> _MATERIAL FOR THIS TASK_:
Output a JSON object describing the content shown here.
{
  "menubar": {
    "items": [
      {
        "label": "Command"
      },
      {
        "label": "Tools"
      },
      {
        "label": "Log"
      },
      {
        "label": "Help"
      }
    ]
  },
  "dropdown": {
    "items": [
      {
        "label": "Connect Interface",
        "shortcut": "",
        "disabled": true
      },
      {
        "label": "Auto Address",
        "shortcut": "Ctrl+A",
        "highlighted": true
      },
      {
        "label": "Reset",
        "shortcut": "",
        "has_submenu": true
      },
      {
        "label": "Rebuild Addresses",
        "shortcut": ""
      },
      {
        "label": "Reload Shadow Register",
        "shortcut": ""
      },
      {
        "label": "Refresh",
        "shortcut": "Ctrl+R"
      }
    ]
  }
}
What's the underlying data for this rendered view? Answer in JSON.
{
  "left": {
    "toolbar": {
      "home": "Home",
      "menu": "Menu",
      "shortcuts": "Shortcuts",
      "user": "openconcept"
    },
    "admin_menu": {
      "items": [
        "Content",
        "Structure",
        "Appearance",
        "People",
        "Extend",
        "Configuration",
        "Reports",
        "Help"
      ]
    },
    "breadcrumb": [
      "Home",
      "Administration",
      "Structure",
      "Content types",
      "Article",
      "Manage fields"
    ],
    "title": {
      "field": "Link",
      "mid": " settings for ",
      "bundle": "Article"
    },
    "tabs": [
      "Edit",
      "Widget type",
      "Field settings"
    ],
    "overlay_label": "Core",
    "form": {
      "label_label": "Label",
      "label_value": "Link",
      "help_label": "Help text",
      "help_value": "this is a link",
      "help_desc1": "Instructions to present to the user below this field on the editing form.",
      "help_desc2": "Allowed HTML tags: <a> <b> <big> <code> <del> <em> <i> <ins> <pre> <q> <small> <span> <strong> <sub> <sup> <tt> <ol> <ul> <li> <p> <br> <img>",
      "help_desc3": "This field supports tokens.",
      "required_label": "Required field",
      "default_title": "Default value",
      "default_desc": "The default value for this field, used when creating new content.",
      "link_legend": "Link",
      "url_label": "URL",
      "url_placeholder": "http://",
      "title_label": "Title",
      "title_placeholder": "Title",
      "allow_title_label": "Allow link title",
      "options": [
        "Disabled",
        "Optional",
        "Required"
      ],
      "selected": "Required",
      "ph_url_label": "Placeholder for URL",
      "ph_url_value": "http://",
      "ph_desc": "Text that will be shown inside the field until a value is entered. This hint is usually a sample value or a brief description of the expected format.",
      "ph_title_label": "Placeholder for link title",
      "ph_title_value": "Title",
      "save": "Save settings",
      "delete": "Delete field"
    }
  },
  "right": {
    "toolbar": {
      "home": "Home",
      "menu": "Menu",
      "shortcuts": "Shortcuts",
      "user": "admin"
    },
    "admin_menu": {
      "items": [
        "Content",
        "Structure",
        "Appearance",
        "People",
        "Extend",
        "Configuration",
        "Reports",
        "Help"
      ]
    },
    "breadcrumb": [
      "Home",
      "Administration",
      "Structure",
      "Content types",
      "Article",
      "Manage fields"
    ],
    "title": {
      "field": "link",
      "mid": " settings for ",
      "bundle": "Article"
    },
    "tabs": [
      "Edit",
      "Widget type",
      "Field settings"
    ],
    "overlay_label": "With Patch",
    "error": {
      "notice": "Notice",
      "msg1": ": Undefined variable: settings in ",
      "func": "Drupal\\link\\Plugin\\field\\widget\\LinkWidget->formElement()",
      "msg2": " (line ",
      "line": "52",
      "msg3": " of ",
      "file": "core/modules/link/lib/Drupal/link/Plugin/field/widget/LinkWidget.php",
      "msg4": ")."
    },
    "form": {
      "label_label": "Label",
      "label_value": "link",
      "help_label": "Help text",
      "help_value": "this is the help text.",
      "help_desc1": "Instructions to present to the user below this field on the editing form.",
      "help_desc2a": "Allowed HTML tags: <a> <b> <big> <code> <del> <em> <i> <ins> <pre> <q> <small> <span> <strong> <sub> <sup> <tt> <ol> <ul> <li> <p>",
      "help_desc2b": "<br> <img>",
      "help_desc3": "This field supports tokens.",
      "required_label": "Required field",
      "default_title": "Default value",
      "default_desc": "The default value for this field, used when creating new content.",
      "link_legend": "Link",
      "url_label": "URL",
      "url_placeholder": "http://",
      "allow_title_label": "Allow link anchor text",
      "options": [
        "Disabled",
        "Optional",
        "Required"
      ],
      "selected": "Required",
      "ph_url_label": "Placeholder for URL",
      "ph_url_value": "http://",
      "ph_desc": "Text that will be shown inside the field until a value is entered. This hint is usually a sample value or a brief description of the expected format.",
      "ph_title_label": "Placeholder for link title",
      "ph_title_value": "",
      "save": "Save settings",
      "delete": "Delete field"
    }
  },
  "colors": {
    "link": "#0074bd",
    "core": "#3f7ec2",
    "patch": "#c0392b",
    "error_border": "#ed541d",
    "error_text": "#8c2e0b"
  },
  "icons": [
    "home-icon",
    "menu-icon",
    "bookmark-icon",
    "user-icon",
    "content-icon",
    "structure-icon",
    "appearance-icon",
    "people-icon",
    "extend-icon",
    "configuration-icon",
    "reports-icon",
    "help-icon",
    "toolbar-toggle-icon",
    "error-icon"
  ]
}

> _REQUIREMENTS_: Copy down the whole of the data above, matching it exactly.

> _RESPONSE BELOW_:
Output a JSON object describing the content shown here.
{
  "menubar": {
    "items": [
      {
        "label": "Command"
      },
      {
        "label": "Tools"
      },
      {
        "label": "Log"
      },
      {
        "label": "Help"
      }
    ]
  },
  "dropdown": {
    "items": [
      {
        "label": "Connect Interface",
        "shortcut": "",
        "disabled": true
      },
      {
        "label": "Auto Address",
        "shortcut": "Ctrl+A",
        "highlighted": true
      },
      {
        "label": "Reset",
        "shortcut": "",
        "has_submenu": true
      },
      {
        "label": "Rebuild Addresses",
        "shortcut": ""
      },
      {
        "label": "Reload Shadow Register",
        "shortcut": ""
      },
      {
        "label": "Refresh",
        "shortcut": "Ctrl+R"
      }
    ]
  }
}
What's the underlying data for this rendered view? Answer in JSON.
{
  "left": {
    "toolbar": {
      "home": "Home",
      "menu": "Menu",
      "shortcuts": "Shortcuts",
      "user": "openconcept"
    },
    "admin_menu": {
      "items": [
        "Content",
        "Structure",
        "Appearance",
        "People",
        "Extend",
        "Configuration",
        "Reports",
        "Help"
      ]
    },
    "breadcrumb": [
      "Home",
      "Administration",
      "Structure",
      "Content types",
      "Article",
      "Manage fields"
    ],
    "title": {
      "field": "Link",
      "mid": " settings for ",
      "bundle": "Article"
    },
    "tabs": [
      "Edit",
      "Widget type",
      "Field settings"
    ],
    "overlay_label": "Core",
    "form": {
      "label_label": "Label",
      "label_value": "Link",
      "help_label": "Help text",
      "help_value": "this is a link",
      "help_desc1": "Instructions to present to the user below this field on the editing form.",
      "help_desc2": "Allowed HTML tags: <a> <b> <big> <code> <del> <em> <i> <ins> <pre> <q> <small> <span> <strong> <sub> <sup> <tt> <ol> <ul> <li> <p> <br> <img>",
      "help_desc3": "This field supports tokens.",
      "required_label": "Required field",
      "default_title": "Default value",
      "default_desc": "The default value for this field, used when creating new content.",
      "link_legend": "Link",
      "url_label": "URL",
      "url_placeholder": "http://",
      "title_label": "Title",
      "title_placeholder": "Title",
      "allow_title_label": "Allow link title",
      "options": [
        "Disabled",
        "Optional",
        "Required"
      ],
      "selected": "Required",
      "ph_url_label": "Placeholder for URL",
      "ph_url_value": "http://",
      "ph_desc": "Text that will be shown inside the field until a value is entered. This hint is usually a sample value or a brief description of the expected format.",
      "ph_title_label": "Placeholder for link title",
      "ph_title_value": "Title",
      "save": "Save settings",
      "delete": "Delete field"
    }
  },
  "right": {
    "toolbar": {
      "home": "Home",
      "menu": "Menu",
      "shortcuts": "Shortcuts",
      "user": "admin"
    },
    "admin_menu": {
      "items": [
        "Content",
        "Structure",
        "Appearance",
        "People",
        "Extend",
        "Configuration",
        "Reports",
        "Help"
      ]
    },
    "breadcrumb": [
      "Home",
      "Administration",
      "Structure",
      "Content types",
      "Article",
      "Manage fields"
    ],
    "title": {
      "field": "link",
      "mid": " settings for ",
      "bundle": "Article"
    },
    "tabs": [
      "Edit",
      "Widget type",
      "Field settings"
    ],
    "overlay_label": "With Patch",
    "error": {
      "notice": "Notice",
      "msg1": ": Undefined variable: settings in ",
      "func": "Drupal\\link\\Plugin\\field\\widget\\LinkWidget->formElement()",
      "msg2": " (line ",
      "line": "52",
      "msg3": " of ",
      "file": "core/modules/link/lib/Drupal/link/Plugin/field/widget/LinkWidget.php",
      "msg4": ")."
    },
    "form": {
      "label_label": "Label",
      "label_value": "link",
      "help_label": "Help text",
      "help_value": "this is the help text.",
      "help_desc1": "Instructions to present to the user below this field on the editing form.",
      "help_desc2a": "Allowed HTML tags: <a> <b> <big> <code> <del> <em> <i> <ins> <pre> <q> <small> <span> <strong> <sub> <sup> <tt> <ol> <ul> <li> <p>",
      "help_desc2b": "<br> <img>",
      "help_desc3": "This field supports tokens.",
      "required_label": "Required field",
      "default_title": "Default value",
      "default_desc": "The default value for this field, used when creating new content.",
      "link_legend": "Link",
      "url_label": "URL",
      "url_placeholder": "http://",
      "allow_title_label": "Allow link anchor text",
      "options": [
        "Disabled",
        "Optional",
        "Required"
      ],
      "selected": "Required",
      "ph_url_label": "Placeholder for URL",
      "ph_url_value": "http://",
      "ph_desc": "Text that will be shown inside the field until a value is entered. This hint is usually a sample value or a brief description of the expected format.",
      "ph_title_label": "Placeholder for link title",
      "ph_title_value": "",
      "save": "Save settings",
      "delete": "Delete field"
    }
  },
  "colors": {
    "link": "#0074bd",
    "core": "#3f7ec2",
    "patch": "#c0392b",
    "error_border": "#ed541d",
    "error_text": "#8c2e0b"
  },
  "icons": [
    "home-icon",
    "menu-icon",
    "bookmark-icon",
    "user-icon",
    "content-icon",
    "structure-icon",
    "appearance-icon",
    "people-icon",
    "extend-icon",
    "configuration-icon",
    "reports-icon",
    "help-icon",
    "toolbar-toggle-icon",
    "error-icon"
  ]
}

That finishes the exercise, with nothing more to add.